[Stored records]
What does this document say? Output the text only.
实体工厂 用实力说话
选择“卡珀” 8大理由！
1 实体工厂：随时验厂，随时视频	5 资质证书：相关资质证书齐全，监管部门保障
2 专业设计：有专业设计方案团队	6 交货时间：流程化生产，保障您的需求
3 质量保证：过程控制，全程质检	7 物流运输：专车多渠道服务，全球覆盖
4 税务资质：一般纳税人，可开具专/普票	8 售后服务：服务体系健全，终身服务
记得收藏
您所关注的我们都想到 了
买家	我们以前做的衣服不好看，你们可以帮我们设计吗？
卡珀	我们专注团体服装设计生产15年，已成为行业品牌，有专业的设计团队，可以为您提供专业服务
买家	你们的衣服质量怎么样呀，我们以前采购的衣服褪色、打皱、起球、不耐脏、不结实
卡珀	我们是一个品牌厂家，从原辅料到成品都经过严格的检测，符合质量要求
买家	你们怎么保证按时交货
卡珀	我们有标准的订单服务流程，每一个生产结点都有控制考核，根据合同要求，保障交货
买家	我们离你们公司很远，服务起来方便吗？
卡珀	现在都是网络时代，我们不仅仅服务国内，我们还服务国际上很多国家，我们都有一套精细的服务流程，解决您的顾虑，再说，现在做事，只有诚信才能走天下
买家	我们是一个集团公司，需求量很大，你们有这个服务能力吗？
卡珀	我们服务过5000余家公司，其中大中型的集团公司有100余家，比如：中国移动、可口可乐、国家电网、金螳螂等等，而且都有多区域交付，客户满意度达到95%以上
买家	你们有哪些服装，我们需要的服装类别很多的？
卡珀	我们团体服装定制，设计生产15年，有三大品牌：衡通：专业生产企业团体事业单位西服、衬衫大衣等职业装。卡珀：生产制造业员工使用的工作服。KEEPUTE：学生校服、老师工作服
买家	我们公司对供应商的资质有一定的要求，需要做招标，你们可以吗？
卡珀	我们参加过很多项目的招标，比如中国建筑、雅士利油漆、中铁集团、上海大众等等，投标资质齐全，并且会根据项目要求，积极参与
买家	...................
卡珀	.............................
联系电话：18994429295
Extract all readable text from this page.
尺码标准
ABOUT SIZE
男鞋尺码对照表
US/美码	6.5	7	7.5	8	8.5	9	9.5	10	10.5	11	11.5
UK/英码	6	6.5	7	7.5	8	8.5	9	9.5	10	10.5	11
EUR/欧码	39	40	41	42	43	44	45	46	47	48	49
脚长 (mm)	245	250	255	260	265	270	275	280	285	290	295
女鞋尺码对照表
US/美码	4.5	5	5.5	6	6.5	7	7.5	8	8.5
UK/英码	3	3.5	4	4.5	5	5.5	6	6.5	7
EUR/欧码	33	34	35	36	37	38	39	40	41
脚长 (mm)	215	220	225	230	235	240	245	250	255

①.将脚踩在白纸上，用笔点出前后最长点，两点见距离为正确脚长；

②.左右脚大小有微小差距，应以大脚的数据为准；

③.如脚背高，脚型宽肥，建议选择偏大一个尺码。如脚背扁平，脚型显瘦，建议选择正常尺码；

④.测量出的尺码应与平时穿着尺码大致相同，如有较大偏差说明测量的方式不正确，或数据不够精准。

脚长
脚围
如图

▸ Aim: Quote the data above in full, changing nothing.

▸ Solution for this problem:
What does this document say? Output the text only.
实体工厂 用实力说话
选择“卡珀” 8大理由！
1 实体工厂：随时验厂，随时视频	5 资质证书：相关资质证书齐全，监管部门保障
2 专业设计：有专业设计方案团队	6 交货时间：流程化生产，保障您的需求
3 质量保证：过程控制，全程质检	7 物流运输：专车多渠道服务，全球覆盖
4 税务资质：一般纳税人，可开具专/普票	8 售后服务：服务体系健全，终身服务
记得收藏
您所关注的我们都想到 了
买家	我们以前做的衣服不好看，你们可以帮我们设计吗？
卡珀	我们专注团体服装设计生产15年，已成为行业品牌，有专业的设计团队，可以为您提供专业服务
买家	你们的衣服质量怎么样呀，我们以前采购的衣服褪色、打皱、起球、不耐脏、不结实
卡珀	我们是一个品牌厂家，从原辅料到成品都经过严格的检测，符合质量要求
买家	你们怎么保证按时交货
卡珀	我们有标准的订单服务流程，每一个生产结点都有控制考核，根据合同要求，保障交货
买家	我们离你们公司很远，服务起来方便吗？
卡珀	现在都是网络时代，我们不仅仅服务国内，我们还服务国际上很多国家，我们都有一套精细的服务流程，解决您的顾虑，再说，现在做事，只有诚信才能走天下
买家	我们是一个集团公司，需求量很大，你们有这个服务能力吗？
卡珀	我们服务过5000余家公司，其中大中型的集团公司有100余家，比如：中国移动、可口可乐、国家电网、金螳螂等等，而且都有多区域交付，客户满意度达到95%以上
买家	你们有哪些服装，我们需要的服装类别很多的？
卡珀	我们团体服装定制，设计生产15年，有三大品牌：衡通：专业生产企业团体事业单位西服、衬衫大衣等职业装。卡珀：生产制造业员工使用的工作服。KEEPUTE：学生校服、老师工作服
买家	我们公司对供应商的资质有一定的要求，需要做招标，你们可以吗？
卡珀	我们参加过很多项目的招标，比如中国建筑、雅士利油漆、中铁集团、上海大众等等，投标资质齐全，并且会根据项目要求，积极参与
买家	...................
卡珀	.............................
联系电话：18994429295
Extract all readable text from this page.
尺码标准
ABOUT SIZE
男鞋尺码对照表
US/美码	6.5	7	7.5	8	8.5	9	9.5	10	10.5	11	11.5
UK/英码	6	6.5	7	7.5	8	8.5	9	9.5	10	10.5	11
EUR/欧码	39	40	41	42	43	44	45	46	47	48	49
脚长 (mm)	245	250	255	260	265	270	275	280	285	290	295
女鞋尺码对照表
US/美码	4.5	5	5.5	6	6.5	7	7.5	8	8.5
UK/英码	3	3.5	4	4.5	5	5.5	6	6.5	7
EUR/欧码	33	34	35	36	37	38	39	40	41
脚长 (mm)	215	220	225	230	235	240	245	250	255

①.将脚踩在白纸上，用笔点出前后最长点，两点见距离为正确脚长；

②.左右脚大小有微小差距，应以大脚的数据为准；

③.如脚背高，脚型宽肥，建议选择偏大一个尺码。如脚背扁平，脚型显瘦，建议选择正常尺码；

④.测量出的尺码应与平时穿着尺码大致相同，如有较大偏差说明测量的方式不正确，或数据不够精准。

脚长
脚围
如图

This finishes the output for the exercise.